[A block of data]
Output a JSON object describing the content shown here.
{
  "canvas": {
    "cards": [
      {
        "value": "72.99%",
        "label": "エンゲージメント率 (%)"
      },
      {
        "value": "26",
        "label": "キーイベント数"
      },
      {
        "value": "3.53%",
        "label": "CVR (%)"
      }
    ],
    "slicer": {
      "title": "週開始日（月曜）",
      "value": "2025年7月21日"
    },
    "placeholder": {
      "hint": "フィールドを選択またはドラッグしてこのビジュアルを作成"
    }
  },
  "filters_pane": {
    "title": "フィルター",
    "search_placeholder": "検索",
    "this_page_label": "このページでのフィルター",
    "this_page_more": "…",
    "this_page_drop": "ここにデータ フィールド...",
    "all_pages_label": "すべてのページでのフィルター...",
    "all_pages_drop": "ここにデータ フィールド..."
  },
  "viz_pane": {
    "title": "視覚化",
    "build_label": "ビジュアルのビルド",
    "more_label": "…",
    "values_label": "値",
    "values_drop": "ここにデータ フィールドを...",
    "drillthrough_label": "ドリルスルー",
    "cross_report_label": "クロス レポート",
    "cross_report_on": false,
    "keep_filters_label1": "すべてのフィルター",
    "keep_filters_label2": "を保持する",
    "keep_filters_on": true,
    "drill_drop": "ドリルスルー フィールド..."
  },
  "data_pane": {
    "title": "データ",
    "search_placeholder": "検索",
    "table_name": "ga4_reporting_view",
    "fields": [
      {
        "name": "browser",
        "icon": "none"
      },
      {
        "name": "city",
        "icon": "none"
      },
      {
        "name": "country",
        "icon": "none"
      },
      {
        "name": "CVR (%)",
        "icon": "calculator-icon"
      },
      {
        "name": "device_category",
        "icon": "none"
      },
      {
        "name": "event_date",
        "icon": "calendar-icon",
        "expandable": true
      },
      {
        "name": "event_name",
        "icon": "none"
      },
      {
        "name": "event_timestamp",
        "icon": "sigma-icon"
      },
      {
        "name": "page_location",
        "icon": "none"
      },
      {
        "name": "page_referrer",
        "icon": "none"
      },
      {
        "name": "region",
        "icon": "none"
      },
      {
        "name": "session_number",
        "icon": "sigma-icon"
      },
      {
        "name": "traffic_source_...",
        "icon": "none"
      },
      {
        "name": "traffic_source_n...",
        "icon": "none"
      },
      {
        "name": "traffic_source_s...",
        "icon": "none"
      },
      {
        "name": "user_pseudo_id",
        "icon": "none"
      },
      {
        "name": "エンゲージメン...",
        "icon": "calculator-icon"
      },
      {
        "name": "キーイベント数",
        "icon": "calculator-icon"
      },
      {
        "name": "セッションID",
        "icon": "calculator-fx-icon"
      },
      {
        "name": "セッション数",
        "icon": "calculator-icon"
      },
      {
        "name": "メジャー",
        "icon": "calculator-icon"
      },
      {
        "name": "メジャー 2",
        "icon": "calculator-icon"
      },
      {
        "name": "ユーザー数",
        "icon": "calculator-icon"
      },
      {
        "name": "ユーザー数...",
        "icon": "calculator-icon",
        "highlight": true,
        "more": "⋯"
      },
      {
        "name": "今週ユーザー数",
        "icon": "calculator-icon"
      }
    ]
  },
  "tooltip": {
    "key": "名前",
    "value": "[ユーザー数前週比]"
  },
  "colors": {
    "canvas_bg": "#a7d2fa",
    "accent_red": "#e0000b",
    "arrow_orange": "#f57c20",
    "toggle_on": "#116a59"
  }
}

= STATED PROBLEM =
Copy every line of the listing that includes the string "ここにデータ".

= TASK RESPONSE =
    "this_page_drop": "ここにデータ フィールド...",
    "all_pages_drop": "ここにデータ フィールド..."
    "values_drop": "ここにデータ フィールドを...",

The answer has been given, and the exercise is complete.